Exercise passage:
On 04/07/2014 07:47 PM, Christoph Lameter wrote:
On Mon, 7 Apr 2014, Andi Kleen wrote:
* starts a binary with the specified numa memory policy using
numactl (or a like):
numactl --interleave=all get_some_memory_with_malloc_and_write_it
* `sleep` for few seconds
* numastat > /tmp/after
* compares /tmp/before and /tmp/after to check that the numa policy
was applied the right way
But the problem is that on a host with many NUMA nodes (8) the process
of updating that numastats statistics takes some time. Even 10 seconds
may be not enough. Therefore the test fails.
Is there a direct or indirect way to force the kernel to update the
NUMA statistics?
Not currently. It depends on how much memory you have and subsequent
operations. I guess would need to add one.
The kernel vm statistics are brought up to date with the default
settings every 2 seconds.
The interval is controlled via /proc/sys/vm/stat_interval
Check the value that you have setup there.
Thank you, Andi, Christoph.
In my setup stat_interval is 1.
Please, look at this reproducer:
#!/bin/bash
sum_pages()

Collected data
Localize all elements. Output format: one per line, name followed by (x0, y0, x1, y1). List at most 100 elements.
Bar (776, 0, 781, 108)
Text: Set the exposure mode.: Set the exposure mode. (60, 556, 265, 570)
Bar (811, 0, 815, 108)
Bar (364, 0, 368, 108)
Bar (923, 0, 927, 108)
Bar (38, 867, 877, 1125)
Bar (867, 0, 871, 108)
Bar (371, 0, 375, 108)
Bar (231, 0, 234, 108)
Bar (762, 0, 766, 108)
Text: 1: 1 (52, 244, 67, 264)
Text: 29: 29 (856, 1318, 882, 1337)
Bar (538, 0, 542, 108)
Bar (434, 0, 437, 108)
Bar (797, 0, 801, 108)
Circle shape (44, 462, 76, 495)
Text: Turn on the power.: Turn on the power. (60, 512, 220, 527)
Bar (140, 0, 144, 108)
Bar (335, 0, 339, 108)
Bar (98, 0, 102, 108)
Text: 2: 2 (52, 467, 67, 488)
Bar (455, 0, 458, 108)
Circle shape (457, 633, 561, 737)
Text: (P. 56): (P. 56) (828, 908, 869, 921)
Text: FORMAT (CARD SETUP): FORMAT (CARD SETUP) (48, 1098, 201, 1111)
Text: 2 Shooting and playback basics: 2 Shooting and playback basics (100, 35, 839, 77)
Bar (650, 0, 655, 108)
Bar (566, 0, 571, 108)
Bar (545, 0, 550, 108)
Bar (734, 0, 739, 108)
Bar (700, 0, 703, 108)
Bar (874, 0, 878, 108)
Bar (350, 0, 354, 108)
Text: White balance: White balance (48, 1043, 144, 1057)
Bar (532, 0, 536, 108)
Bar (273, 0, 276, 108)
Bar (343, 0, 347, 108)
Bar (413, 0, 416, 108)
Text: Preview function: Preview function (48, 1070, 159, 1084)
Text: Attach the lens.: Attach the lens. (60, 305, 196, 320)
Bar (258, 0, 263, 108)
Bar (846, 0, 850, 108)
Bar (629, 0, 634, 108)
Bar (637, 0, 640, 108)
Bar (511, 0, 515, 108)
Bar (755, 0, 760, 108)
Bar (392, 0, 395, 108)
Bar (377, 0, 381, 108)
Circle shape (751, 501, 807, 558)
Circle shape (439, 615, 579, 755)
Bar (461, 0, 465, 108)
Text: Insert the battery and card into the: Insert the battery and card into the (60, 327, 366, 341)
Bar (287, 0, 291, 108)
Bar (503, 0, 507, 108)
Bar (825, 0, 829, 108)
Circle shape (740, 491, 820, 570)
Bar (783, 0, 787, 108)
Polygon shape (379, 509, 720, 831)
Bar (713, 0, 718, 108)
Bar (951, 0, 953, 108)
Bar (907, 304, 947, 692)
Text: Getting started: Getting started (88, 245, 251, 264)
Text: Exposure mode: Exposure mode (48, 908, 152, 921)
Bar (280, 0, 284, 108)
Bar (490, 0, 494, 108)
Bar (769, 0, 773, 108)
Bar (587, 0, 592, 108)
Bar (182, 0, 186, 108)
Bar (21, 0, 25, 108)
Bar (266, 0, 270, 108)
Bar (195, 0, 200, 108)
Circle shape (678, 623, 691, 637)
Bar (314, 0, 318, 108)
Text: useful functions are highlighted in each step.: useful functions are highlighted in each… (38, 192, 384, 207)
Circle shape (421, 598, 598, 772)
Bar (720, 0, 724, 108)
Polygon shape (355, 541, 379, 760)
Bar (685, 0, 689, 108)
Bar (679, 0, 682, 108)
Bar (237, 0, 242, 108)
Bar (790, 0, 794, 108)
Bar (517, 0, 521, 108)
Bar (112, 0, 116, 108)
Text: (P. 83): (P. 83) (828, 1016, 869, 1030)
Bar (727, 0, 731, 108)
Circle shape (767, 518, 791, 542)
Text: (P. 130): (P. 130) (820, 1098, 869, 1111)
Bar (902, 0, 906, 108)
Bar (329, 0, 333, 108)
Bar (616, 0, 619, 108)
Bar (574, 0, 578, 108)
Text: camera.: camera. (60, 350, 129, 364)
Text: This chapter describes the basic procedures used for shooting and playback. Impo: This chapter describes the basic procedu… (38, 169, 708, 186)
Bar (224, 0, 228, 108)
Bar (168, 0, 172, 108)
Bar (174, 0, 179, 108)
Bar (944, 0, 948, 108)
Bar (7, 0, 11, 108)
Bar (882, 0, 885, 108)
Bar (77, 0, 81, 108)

Activities:
A - Please copy the part of the NUMA statistics message that opens with the words containing "Not currently. It" and closes with "have setup there.".
B - Proceed with the NUMA statistics message, picking up right after its last line.
Nothing in the data matters for what you are asked to do here.

Answers by task:
A -
Not currently. It depends on how much memory you have and subsequent
operations. I guess would need to add one.
The kernel vm statistics are brought up to date with the default
settings every 2 seconds.
The interval is controlled via /proc/sys/vm/stat_interval
Check the value that you have setup there.

B -
{
local i
ret=0
for i in $@; do
ret=$(( $ret + $i ))
done
}
ret=0
for i in `seq 20`; do
sum_pages $( numastat | grep interleav | cut -d ' ' -f 2-)
val_before=$ret
numactl --interleave=all support_numa 2
sleep 2
sum_pages $( numastat | grep interleav | cut -d ' ' -f 2-)
val_after=$ret
echo "$i: $(( $val_after - $val_before))"
done
On a two-node system it prints:
1: 294
2: 294
3: 295
4: 294
5: 294
6: 295
7: 294
8: 294
9: 293
10: 293
11: 294
12: 295
13: 296
14: 293
15: 295
16: 294
17: 295
18: 294
19: 294
20: 294
i.e. everything is ok.
But on an eight-node system:
1: 173
2: 0
3: 0
4: 173
5: 173
6: 0
7: 173
8: 173
9: 0
10: 0
11: 173
12: 0
13: 173
14: 0
15: 346
16: 0
17: 0
18: 89
19: 0
20: 173
So in general we can't rely on stat_interval value. Correct?